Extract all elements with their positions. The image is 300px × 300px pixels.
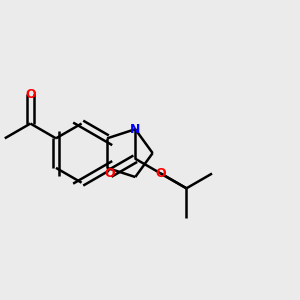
Text: N: N — [130, 123, 140, 136]
Text: O: O — [104, 167, 115, 180]
Text: O: O — [155, 167, 166, 180]
Text: O: O — [25, 88, 36, 100]
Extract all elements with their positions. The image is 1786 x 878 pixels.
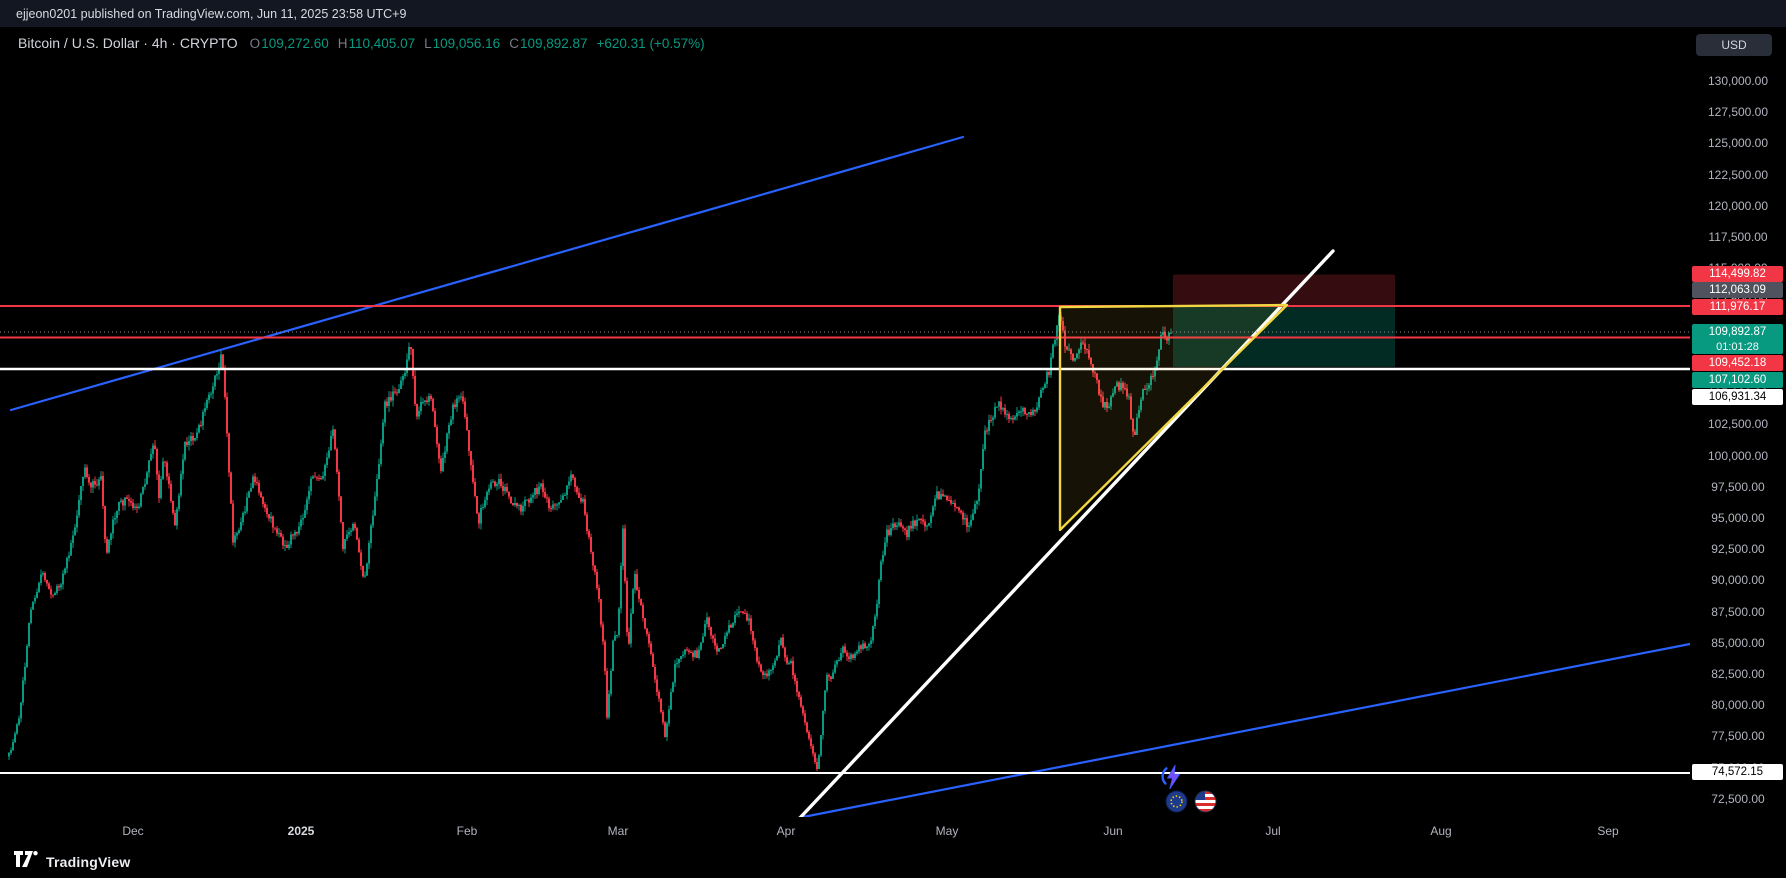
price-level-badge: 107,102.60	[1692, 372, 1783, 388]
low-value: 109,056.16	[432, 35, 501, 51]
price-tick-label: 82,500.00	[1711, 666, 1765, 681]
target-zone-box[interactable]	[1173, 306, 1395, 367]
time-tick-label: Feb	[456, 824, 478, 838]
bar-countdown: 01:01:28	[1716, 341, 1759, 353]
price-tick-label: 122,500.00	[1707, 167, 1769, 182]
price-tick-label: 120,000.00	[1707, 198, 1769, 213]
symbol-header: Bitcoin / U.S. Dollar · 4h · CRYPTO O 109…	[18, 32, 705, 54]
time-axis[interactable]: Dec 2025 Feb Mar Apr May Jun Jul Aug Sep	[0, 817, 1690, 845]
price-tick-label: 125,000.00	[1707, 136, 1769, 151]
price-tick-label: 117,500.00	[1708, 230, 1768, 245]
price-level-badge: 111,976.17	[1692, 299, 1783, 315]
tradingview-logo-icon[interactable]	[14, 851, 38, 872]
last-price-badge: 109,892.87 01:01:28	[1692, 324, 1783, 354]
high-label: H	[337, 35, 348, 51]
price-tick-label: 77,500.00	[1711, 729, 1765, 744]
time-tick-label: Aug	[1430, 824, 1452, 838]
price-axis[interactable]: USD 130,000.00 127,500.00 125,000.00 122,50…	[1690, 27, 1786, 878]
close-label: C	[509, 35, 519, 51]
footer-bar: TradingView	[0, 845, 1786, 878]
price-level-badge: 112,063.09	[1692, 282, 1783, 298]
price-level-badge: 114,499.82	[1692, 266, 1783, 282]
time-tick-label: Apr	[776, 824, 796, 838]
price-tick-label: 95,000.00	[1711, 510, 1765, 525]
price-tick-label: 97,500.00	[1711, 479, 1765, 494]
price-level-badge: 109,452.18	[1692, 355, 1783, 371]
time-tick-label: Sep	[1597, 824, 1619, 838]
price-tick-label: 85,000.00	[1711, 635, 1765, 650]
candlesticks	[8, 312, 1172, 772]
low-label: L	[424, 35, 432, 51]
price-tick-label: 87,500.00	[1711, 604, 1765, 619]
price-tick-label: 130,000.00	[1707, 74, 1769, 88]
price-tick-label: 102,500.00	[1707, 417, 1769, 432]
trendline-white-support[interactable]	[796, 249, 1335, 822]
open-label: O	[249, 35, 261, 51]
symbol-title[interactable]: Bitcoin / U.S. Dollar · 4h · CRYPTO	[18, 35, 238, 51]
ohlc-values: O 109,272.60 H 110,405.07 L 109,056.16 C 109…	[250, 36, 705, 51]
currency-toggle-button[interactable]: USD	[1696, 34, 1772, 56]
footer-brand-text[interactable]: TradingView	[46, 853, 131, 870]
price-tick-label: 100,000.00	[1707, 448, 1769, 463]
trendline-blue-upper-channel[interactable]	[9, 135, 965, 412]
flag-coin-eu-icon[interactable]	[1165, 790, 1188, 813]
price-tick-label: 127,500.00	[1707, 105, 1769, 120]
price-tick-label: 90,000.00	[1711, 573, 1765, 588]
flag-coin-us-icon[interactable]	[1194, 790, 1217, 813]
price-tick-label: 72,500.00	[1711, 791, 1765, 806]
price-level-badge: 74,572.15	[1692, 764, 1783, 780]
price-level-badge: 106,931.34	[1692, 389, 1783, 405]
close-value: 109,892.87	[519, 35, 588, 51]
change-value: +620.31 (+0.57%)	[596, 35, 705, 51]
lightning-sticker-icon[interactable]	[1160, 764, 1186, 790]
resistance-zone-box[interactable]	[1173, 274, 1395, 305]
price-tick-label: 80,000.00	[1711, 698, 1765, 713]
attribution-bar: ejjeon0201 published on TradingView.com,…	[0, 0, 1786, 27]
time-tick-label: 2025	[287, 824, 315, 838]
time-tick-label: May	[935, 824, 959, 838]
price-tick-label: 92,500.00	[1711, 542, 1765, 557]
ascending-triangle-drawing[interactable]	[1058, 303, 1289, 532]
time-tick-label: Jul	[1265, 824, 1281, 838]
time-tick-label: Jun	[1103, 824, 1123, 838]
open-value: 109,272.60	[261, 35, 329, 51]
attribution-text: ejjeon0201 published on TradingView.com,…	[16, 6, 407, 21]
high-value: 110,405.07	[348, 35, 416, 51]
trendline-blue-lower-channel[interactable]	[796, 642, 1692, 820]
time-tick-label: Dec	[122, 824, 144, 838]
time-tick-label: Mar	[607, 824, 629, 838]
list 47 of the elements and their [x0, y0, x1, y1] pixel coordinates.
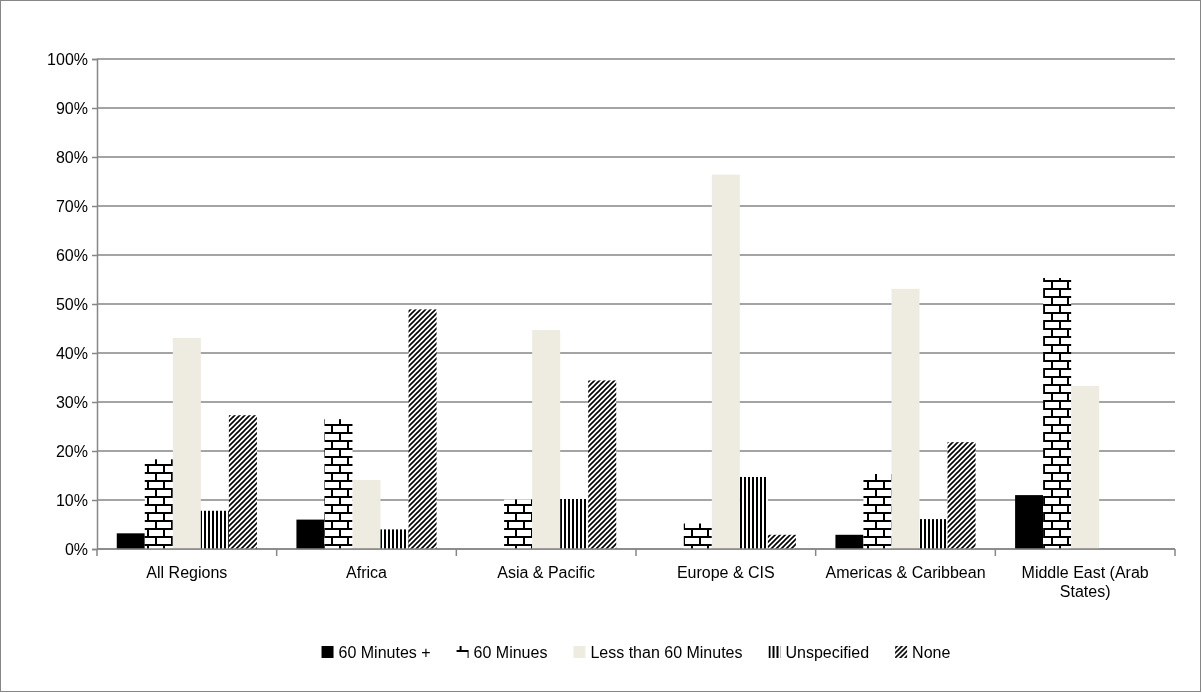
y-tick-label: 10% — [55, 491, 88, 509]
bar — [1043, 278, 1072, 549]
y-tick-label: 70% — [55, 197, 88, 215]
bar — [200, 510, 229, 549]
legend-label: Less than 60 Minutes — [590, 644, 743, 661]
bar — [324, 419, 353, 549]
bar — [739, 476, 768, 549]
bar — [560, 499, 589, 549]
y-tick-label: 30% — [55, 393, 88, 411]
bar — [116, 533, 145, 549]
y-tick-label: 80% — [55, 148, 88, 166]
y-tick-label: 90% — [55, 99, 88, 117]
y-tick-label: 20% — [55, 442, 88, 460]
bar — [919, 519, 948, 549]
x-tick-label: Africa — [346, 564, 388, 581]
bar — [891, 288, 920, 549]
x-tick-label: All Regions — [146, 564, 228, 581]
bar — [504, 499, 533, 549]
legend-label: None — [912, 644, 951, 661]
x-tick-label: Americas & Caribbean — [825, 564, 986, 581]
bar — [228, 415, 257, 549]
x-tick-label: Asia & Pacific — [497, 564, 596, 581]
bar — [144, 459, 173, 549]
y-tick-label: 40% — [55, 344, 88, 362]
bar — [835, 534, 864, 549]
bar — [711, 174, 740, 549]
y-tick-label: 100% — [47, 50, 88, 68]
y-tick-label: 60% — [55, 246, 88, 264]
x-tick-label: Middle East (Arab States) — [1021, 564, 1149, 600]
bar — [683, 523, 712, 549]
y-tick-label: 50% — [55, 295, 88, 313]
x-tick-label: Europe & CIS — [676, 564, 775, 581]
bar — [296, 519, 325, 549]
bar — [408, 309, 437, 549]
bar — [947, 442, 976, 549]
bar — [1071, 385, 1100, 549]
bar — [172, 337, 201, 549]
legend-label: 60 Minutes + — [338, 644, 431, 661]
legend-label: Unspecified — [785, 644, 870, 661]
bar — [1015, 495, 1044, 549]
y-tick-label: 0% — [64, 540, 88, 558]
bar — [380, 529, 409, 549]
bar — [532, 329, 561, 549]
bar — [767, 534, 796, 549]
legend-label: 60 Minues — [473, 644, 548, 661]
bar — [588, 380, 617, 549]
bar — [352, 479, 381, 549]
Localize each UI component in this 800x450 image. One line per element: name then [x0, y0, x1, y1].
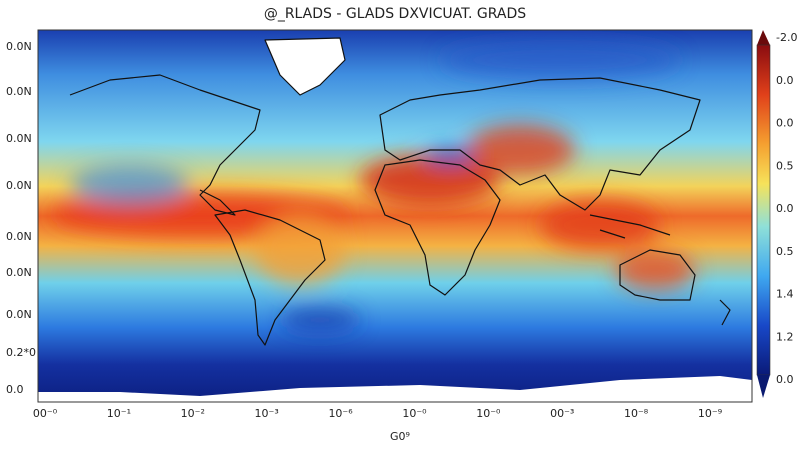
colorbar-label: 0.5 [776, 245, 794, 258]
y-axis-label: 0.0N [6, 132, 32, 145]
colorbar-label: 1.4 [776, 288, 794, 301]
x-axis-label: 10⁻³ [255, 407, 279, 420]
y-axis-label: 0.0N [6, 230, 32, 243]
map-frame [37, 29, 753, 403]
x-axis-label: 10⁻¹ [107, 407, 131, 420]
y-axis-label: 0.2*0 [6, 346, 36, 359]
y-axis-label: 0.0 [6, 383, 24, 396]
x-axis-label: 10⁻² [181, 407, 205, 420]
x-axis-label: 10⁻⁶ [328, 407, 353, 420]
colorbar-label: 0.0 [776, 74, 794, 87]
y-axis-label: 0.0N [6, 179, 32, 192]
y-axis-label: 0.0N [6, 40, 32, 53]
x-axis-label: 10⁻⁰ [402, 407, 427, 420]
map-field [38, 30, 752, 402]
colorbar-label: 0.5 [776, 159, 794, 172]
x-axis-label: 10⁻⁰ [476, 407, 501, 420]
x-axis-label: 00⁻⁰ [33, 407, 58, 420]
y-axis-label: 0.0N [6, 308, 32, 321]
y-axis-label: 0.0N [6, 85, 32, 98]
x-axis-label: 10⁻⁸ [624, 407, 649, 420]
colorbar-label: -2.0 [776, 31, 797, 44]
colorbar-label: 0.0 [776, 373, 794, 386]
x-axis-label: 00⁻³ [550, 407, 574, 420]
y-axis-label: 0.0N [6, 266, 32, 279]
map-title: @_RLADS - GLADS DXVICUAT. GRADS [264, 6, 526, 22]
x-axis-label: 10⁻⁹ [698, 407, 722, 420]
colorbar-label: 0.0 [776, 117, 794, 130]
colorbar [756, 30, 771, 398]
colorbar-label: 1.2 [776, 330, 794, 343]
colorbar-label: 0.0 [776, 202, 794, 215]
x-axis-title: G0⁹ [390, 430, 410, 443]
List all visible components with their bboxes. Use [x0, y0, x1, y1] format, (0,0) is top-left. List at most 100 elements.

[Task prompt] Return the lines above exactly as they appear, from the first line through the line containing "Extract all elements with their positions. The image is 1786", including both ends. Omit the pictures from your answer.

[The result]
Extract all elements with their positions. The image is 300px × 300px pixels.
Text: N: N — [130, 123, 140, 136]
Text: O: O — [104, 167, 115, 180]
Text: O: O — [155, 167, 166, 180]
Text: O: O — [25, 88, 36, 100]
Extract all elements with their positions. The image is 1786 x 878 pixels.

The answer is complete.